#### Exercise description:
Wherever a line in the data below holds "Basic", copy that line.

#### Data provided:
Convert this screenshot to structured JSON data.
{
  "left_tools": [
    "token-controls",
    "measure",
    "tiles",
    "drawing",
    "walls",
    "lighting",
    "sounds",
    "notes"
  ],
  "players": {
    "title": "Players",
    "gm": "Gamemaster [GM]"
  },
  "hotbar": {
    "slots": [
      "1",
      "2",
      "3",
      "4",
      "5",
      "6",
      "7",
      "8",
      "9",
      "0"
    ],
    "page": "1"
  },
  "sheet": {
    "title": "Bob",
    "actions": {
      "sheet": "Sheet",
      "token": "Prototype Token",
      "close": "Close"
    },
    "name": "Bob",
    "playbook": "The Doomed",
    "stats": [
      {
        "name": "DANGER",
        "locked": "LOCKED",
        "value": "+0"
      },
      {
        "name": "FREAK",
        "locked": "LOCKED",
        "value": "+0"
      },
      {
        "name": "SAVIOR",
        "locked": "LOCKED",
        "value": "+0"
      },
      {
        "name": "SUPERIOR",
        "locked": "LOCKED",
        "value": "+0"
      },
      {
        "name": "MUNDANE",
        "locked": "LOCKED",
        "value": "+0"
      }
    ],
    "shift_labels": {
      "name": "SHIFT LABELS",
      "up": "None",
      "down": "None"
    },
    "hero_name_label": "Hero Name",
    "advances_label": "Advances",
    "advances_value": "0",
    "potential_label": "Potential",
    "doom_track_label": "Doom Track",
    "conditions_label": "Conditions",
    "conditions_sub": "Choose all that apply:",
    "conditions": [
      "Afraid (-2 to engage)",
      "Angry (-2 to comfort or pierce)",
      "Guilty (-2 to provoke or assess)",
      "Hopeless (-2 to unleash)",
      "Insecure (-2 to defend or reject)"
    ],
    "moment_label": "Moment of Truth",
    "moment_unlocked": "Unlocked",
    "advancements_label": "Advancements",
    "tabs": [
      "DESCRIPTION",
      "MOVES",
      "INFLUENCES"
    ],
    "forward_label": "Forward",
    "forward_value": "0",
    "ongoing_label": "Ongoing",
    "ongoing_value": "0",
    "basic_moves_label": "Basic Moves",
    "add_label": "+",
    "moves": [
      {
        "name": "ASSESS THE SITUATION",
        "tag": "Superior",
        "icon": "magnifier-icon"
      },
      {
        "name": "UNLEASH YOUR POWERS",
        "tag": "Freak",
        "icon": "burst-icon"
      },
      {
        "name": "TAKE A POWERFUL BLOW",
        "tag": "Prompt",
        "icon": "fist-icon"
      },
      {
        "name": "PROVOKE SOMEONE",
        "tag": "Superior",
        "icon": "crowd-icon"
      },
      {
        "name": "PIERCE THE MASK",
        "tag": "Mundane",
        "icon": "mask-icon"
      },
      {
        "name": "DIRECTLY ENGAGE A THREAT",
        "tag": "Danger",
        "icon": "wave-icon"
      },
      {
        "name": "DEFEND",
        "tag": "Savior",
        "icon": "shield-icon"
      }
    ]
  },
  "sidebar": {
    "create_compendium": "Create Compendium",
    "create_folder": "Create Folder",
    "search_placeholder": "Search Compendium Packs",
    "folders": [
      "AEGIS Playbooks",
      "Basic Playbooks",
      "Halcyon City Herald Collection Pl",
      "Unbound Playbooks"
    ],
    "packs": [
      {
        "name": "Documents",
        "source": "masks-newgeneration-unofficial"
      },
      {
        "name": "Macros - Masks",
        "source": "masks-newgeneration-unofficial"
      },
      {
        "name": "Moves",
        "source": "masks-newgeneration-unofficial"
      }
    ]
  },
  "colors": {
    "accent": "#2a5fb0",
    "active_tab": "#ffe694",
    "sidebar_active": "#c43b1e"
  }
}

#### Right answer:
    "basic_moves_label": "Basic Moves",
      "Basic Playbooks",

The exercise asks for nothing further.